*RECORDS SUPPLIED:*
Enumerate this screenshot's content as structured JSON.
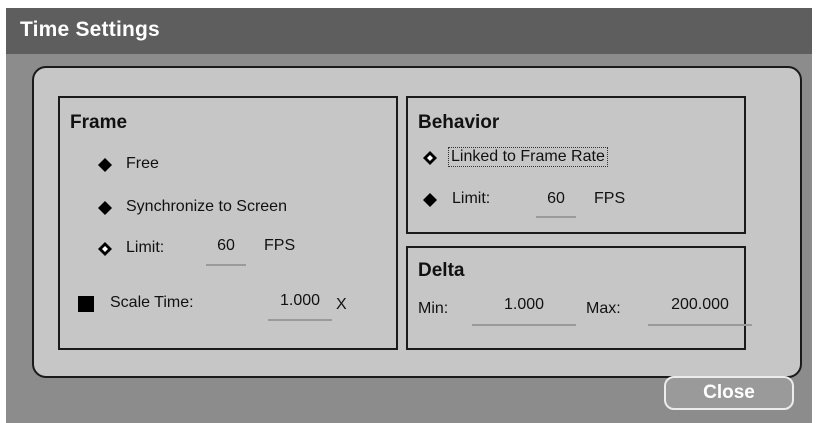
{
  "window": {
    "title": "Time Settings"
  },
  "frame": {
    "heading": "Frame",
    "free_label": "Free",
    "sync_label": "Synchronize to Screen",
    "limit_label": "Limit:",
    "limit_value": "60",
    "limit_unit": "FPS",
    "scale_label": "Scale Time:",
    "scale_value": "1.000",
    "scale_unit": "X",
    "selected": "limit",
    "scale_checked": true
  },
  "behavior": {
    "heading": "Behavior",
    "linked_label": "Linked to Frame Rate",
    "limit_label": "Limit:",
    "limit_value": "60",
    "limit_unit": "FPS",
    "selected": "linked"
  },
  "delta": {
    "heading": "Delta",
    "min_label": "Min:",
    "min_value": "1.000",
    "max_label": "Max:",
    "max_value": "200.000"
  },
  "buttons": {
    "close_label": "Close"
  },
  "icons": {
    "radio_selected": "hollow-diamond-radio-icon",
    "radio_unselected": "filled-diamond-radio-icon",
    "checkbox": "filled-square-checkbox-icon"
  },
  "colors": {
    "titlebar": "#5e5e5e",
    "window": "#8c8c8c",
    "panel": "#c6c6c6",
    "border": "#1a1a1a"
  }
}
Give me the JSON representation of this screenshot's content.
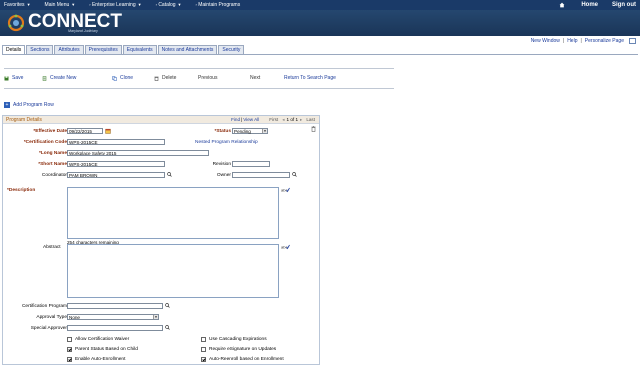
{
  "topnav": {
    "items": [
      {
        "label": "Favorites"
      },
      {
        "label": "Main Menu"
      },
      {
        "label": "Enterprise Learning"
      },
      {
        "label": "Catalog"
      },
      {
        "label": "Maintain Programs"
      }
    ],
    "home_label": "Home",
    "signout_label": "Sign out"
  },
  "brand": {
    "name": "CONNECT",
    "subtitle": "Maryland Judiciary"
  },
  "links": {
    "new_window": "New Window",
    "help": "Help",
    "personalize": "Personalize Page",
    "sep": "|"
  },
  "tabs": [
    {
      "label": "Details",
      "active": true
    },
    {
      "label": "Sections"
    },
    {
      "label": "Attributes"
    },
    {
      "label": "Prerequisites"
    },
    {
      "label": "Equivalents"
    },
    {
      "label": "Notes and Attachments"
    },
    {
      "label": "Security"
    }
  ],
  "toolbar": {
    "save": "Save",
    "create_new": "Create New",
    "clone": "Clone",
    "delete": "Delete",
    "previous": "Previous",
    "next": "Next",
    "return_search": "Return To Search Page"
  },
  "add_program_row": "Add Program Row",
  "program_details": {
    "title": "Program Details",
    "nav": {
      "find": "Find",
      "view_all": "View All",
      "first": "First",
      "pager": "1 of 1",
      "last": "Last"
    },
    "effective_date": {
      "label": "*Effective Date",
      "value": "09/22/2015"
    },
    "status": {
      "label": "*Status",
      "value": "Pending"
    },
    "cert_code": {
      "label": "*Certification Code",
      "value": "WPS-2015CE"
    },
    "nested_link": "Nested Program Relationship",
    "long_name": {
      "label": "*Long Name",
      "value": "Workplace Safety 2015"
    },
    "short_name": {
      "label": "*Short Name",
      "value": "WPS-2015CE"
    },
    "revision": {
      "label": "Revision",
      "value": ""
    },
    "coordinator": {
      "label": "Coordinator",
      "value": "PAM BROWN"
    },
    "owner": {
      "label": "Owner",
      "value": ""
    },
    "description": {
      "label": "*Description",
      "value": ""
    },
    "chars_remaining": "254 characters remaining",
    "abstract": {
      "label": "Abstract",
      "value": ""
    },
    "cert_program": {
      "label": "Certification Program",
      "value": ""
    },
    "approval_type": {
      "label": "Approval Type",
      "value": "None"
    },
    "special_approver": {
      "label": "Special Approver",
      "value": ""
    },
    "checkboxes": [
      {
        "label": "Allow Certification Waiver",
        "checked": false
      },
      {
        "label": "Use Cascading Expirations",
        "checked": false
      },
      {
        "label": "Parent Status Based on Child",
        "checked": true
      },
      {
        "label": "Require eSignature on Updates",
        "checked": false
      },
      {
        "label": "Enable Auto-Enrollment",
        "checked": true
      },
      {
        "label": "Auto-Reenroll based on Enrollment",
        "checked": true
      }
    ]
  },
  "colors": {
    "nav_bg": "#1a3a68",
    "link": "#1a3a9a",
    "section_title": "#a35a0e"
  }
}
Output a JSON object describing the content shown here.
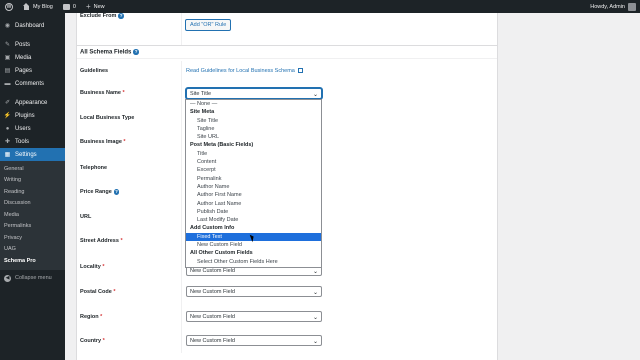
{
  "adminbar": {
    "site_name": "My Blog",
    "comments_count": "0",
    "new_label": "New",
    "greeting": "Howdy, Admin"
  },
  "sidebar": {
    "items": [
      {
        "label": "Dashboard",
        "icon": "dashboard-icon"
      },
      {
        "label": "Posts",
        "icon": "pin-icon"
      },
      {
        "label": "Media",
        "icon": "media-icon"
      },
      {
        "label": "Pages",
        "icon": "page-icon"
      },
      {
        "label": "Comments",
        "icon": "comment-icon"
      },
      {
        "label": "Appearance",
        "icon": "brush-icon"
      },
      {
        "label": "Plugins",
        "icon": "plug-icon"
      },
      {
        "label": "Users",
        "icon": "user-icon"
      },
      {
        "label": "Tools",
        "icon": "wrench-icon"
      },
      {
        "label": "Settings",
        "icon": "settings-icon"
      }
    ],
    "submenu": [
      "General",
      "Writing",
      "Reading",
      "Discussion",
      "Media",
      "Permalinks",
      "Privacy",
      "UAG",
      "Schema Pro"
    ],
    "collapse_label": "Collapse menu"
  },
  "form": {
    "exclude_from_label": "Exclude From",
    "add_or_rule": "Add \"OR\" Rule",
    "section_title": "All Schema Fields",
    "guidelines_label": "Guidelines",
    "guidelines_link": "Read Guidelines for Local Business Schema",
    "fields": [
      {
        "label": "Business Name",
        "required": true,
        "value": "Site Title"
      },
      {
        "label": "Local Business Type",
        "required": false
      },
      {
        "label": "Business Image",
        "required": true
      },
      {
        "label": "Telephone",
        "required": false
      },
      {
        "label": "Price Range",
        "required": false,
        "help": true
      },
      {
        "label": "URL",
        "required": false
      },
      {
        "label": "Street Address",
        "required": true
      },
      {
        "label": "Locality",
        "required": true,
        "value": "New Custom Field"
      },
      {
        "label": "Postal Code",
        "required": true,
        "value": "New Custom Field"
      },
      {
        "label": "Region",
        "required": true,
        "value": "New Custom Field"
      },
      {
        "label": "Country",
        "required": true,
        "value": "New Custom Field"
      }
    ],
    "required_mark": "*"
  },
  "dropdown": {
    "options": [
      {
        "text": "— None —",
        "kind": "none"
      },
      {
        "text": "Site Meta",
        "kind": "group"
      },
      {
        "text": "Site Title",
        "kind": "option"
      },
      {
        "text": "Tagline",
        "kind": "option"
      },
      {
        "text": "Site URL",
        "kind": "option"
      },
      {
        "text": "Post Meta (Basic Fields)",
        "kind": "group"
      },
      {
        "text": "Title",
        "kind": "option"
      },
      {
        "text": "Content",
        "kind": "option"
      },
      {
        "text": "Excerpt",
        "kind": "option"
      },
      {
        "text": "Permalink",
        "kind": "option"
      },
      {
        "text": "Author Name",
        "kind": "option"
      },
      {
        "text": "Author First Name",
        "kind": "option"
      },
      {
        "text": "Author Last Name",
        "kind": "option"
      },
      {
        "text": "Publish Date",
        "kind": "option"
      },
      {
        "text": "Last Modify Date",
        "kind": "option"
      },
      {
        "text": "Add Custom Info",
        "kind": "group"
      },
      {
        "text": "Fixed Text",
        "kind": "option",
        "highlighted": true
      },
      {
        "text": "New Custom Field",
        "kind": "option"
      },
      {
        "text": "All Other Custom Fields",
        "kind": "group"
      },
      {
        "text": "Select Other Custom Fields Here",
        "kind": "option"
      }
    ]
  },
  "colors": {
    "admin_dark": "#1d2327",
    "accent": "#2271b1",
    "highlight": "#1e6fdc",
    "required": "#d63638"
  }
}
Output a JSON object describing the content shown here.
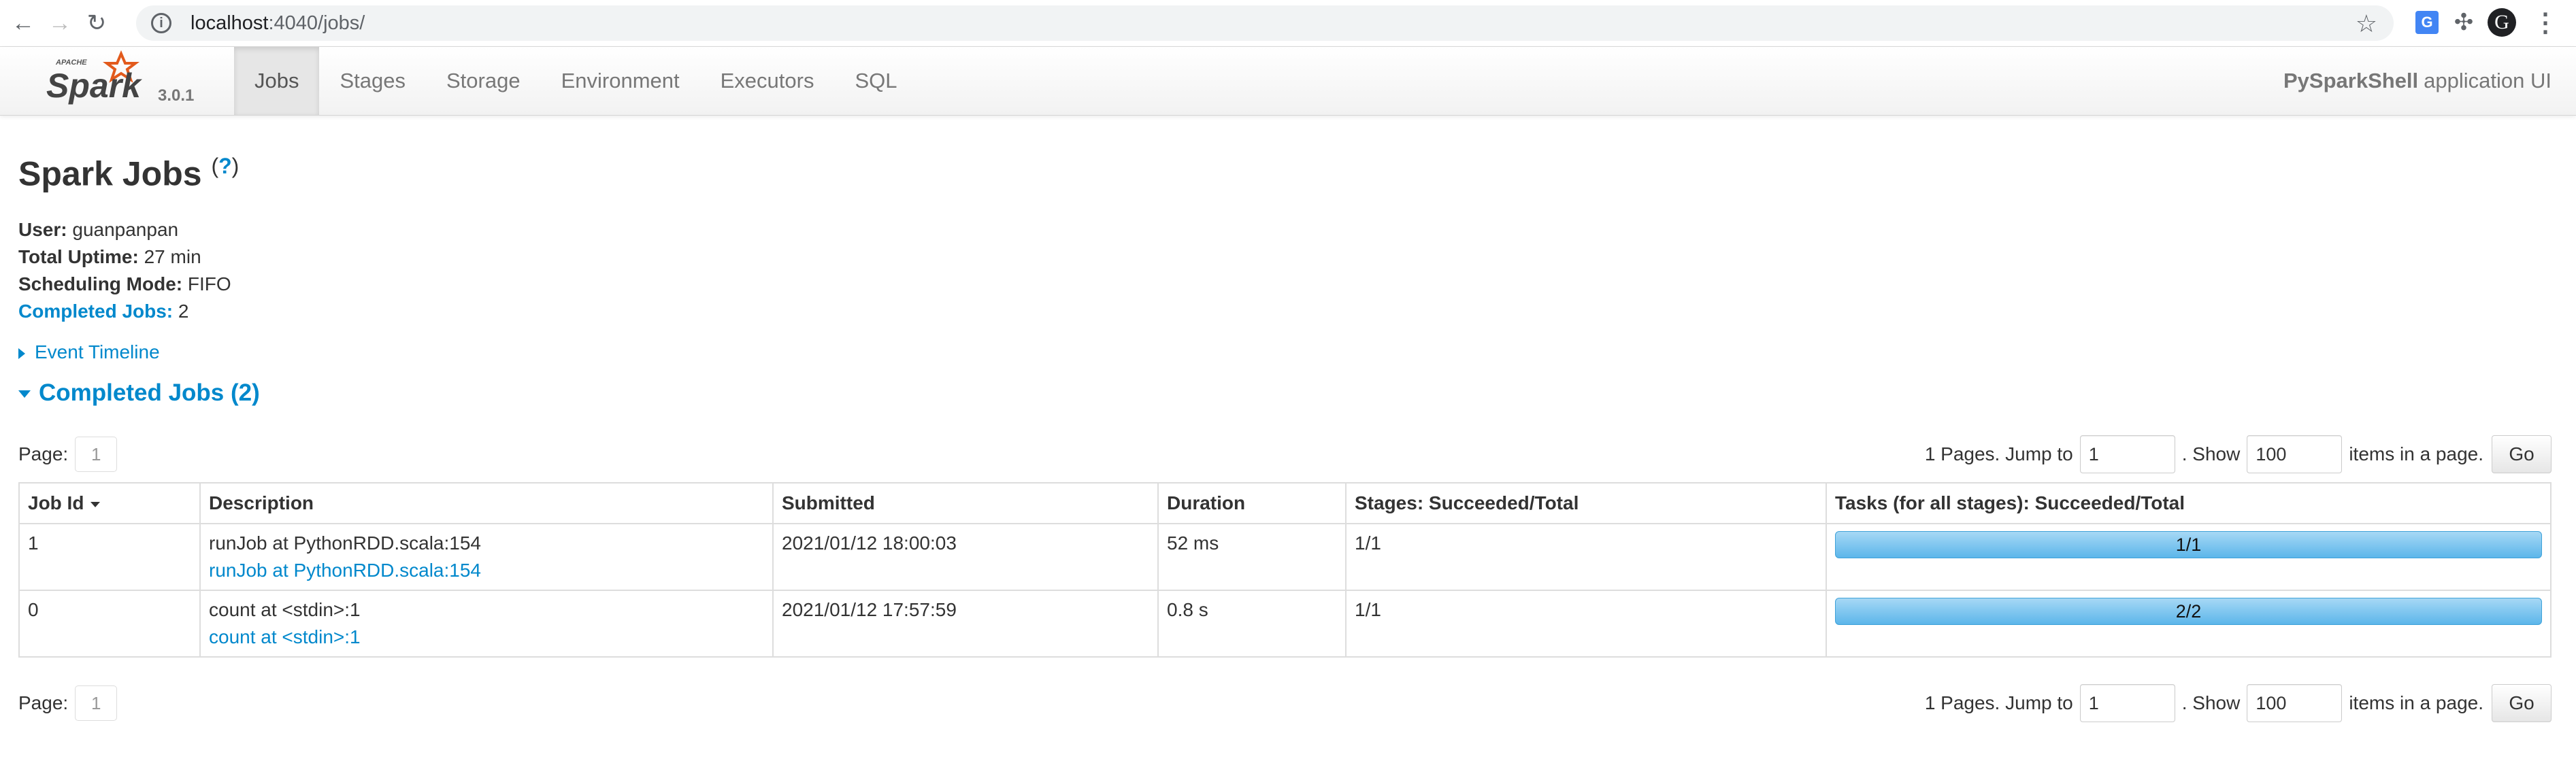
{
  "browser": {
    "url_host": "localhost",
    "url_path": ":4040/jobs/"
  },
  "navbar": {
    "version": "3.0.1",
    "tabs": [
      {
        "label": "Jobs",
        "active": true
      },
      {
        "label": "Stages",
        "active": false
      },
      {
        "label": "Storage",
        "active": false
      },
      {
        "label": "Environment",
        "active": false
      },
      {
        "label": "Executors",
        "active": false
      },
      {
        "label": "SQL",
        "active": false
      }
    ],
    "app_name": "PySparkShell",
    "app_suffix": "application UI"
  },
  "page": {
    "title": "Spark Jobs",
    "help": "?"
  },
  "summary": {
    "user_label": "User:",
    "user": "guanpanpan",
    "uptime_label": "Total Uptime:",
    "uptime": "27 min",
    "scheduling_label": "Scheduling Mode:",
    "scheduling": "FIFO",
    "completed_label": "Completed Jobs:",
    "completed": "2"
  },
  "event_timeline": "Event Timeline",
  "completed_section": "Completed Jobs (2)",
  "pager": {
    "page_label": "Page:",
    "page": "1",
    "pages_text": "1 Pages. Jump to",
    "jump_value": "1",
    "show_text": ". Show",
    "show_value": "100",
    "items_text": "items in a page.",
    "go": "Go"
  },
  "table": {
    "headers": [
      "Job Id",
      "Description",
      "Submitted",
      "Duration",
      "Stages: Succeeded/Total",
      "Tasks (for all stages): Succeeded/Total"
    ],
    "rows": [
      {
        "id": "1",
        "desc": "runJob at PythonRDD.scala:154",
        "desc_link": "runJob at PythonRDD.scala:154",
        "submitted": "2021/01/12 18:00:03",
        "duration": "52 ms",
        "stages": "1/1",
        "tasks": "1/1",
        "tasks_fraction": 1.0
      },
      {
        "id": "0",
        "desc": "count at <stdin>:1",
        "desc_link": "count at <stdin>:1",
        "submitted": "2021/01/12 17:57:59",
        "duration": "0.8 s",
        "stages": "1/1",
        "tasks": "2/2",
        "tasks_fraction": 1.0
      }
    ]
  },
  "colors": {
    "link": "#0088cc",
    "progress": "#5cb6ea"
  }
}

*TASK INSTRUCTIONS:*
Go through the entries above and copy every line containing "Last".

*CORRECT RESPONSE:*
      "last": "Last"
        "text": "Author Last Name",
        "text": "Last Modify Date",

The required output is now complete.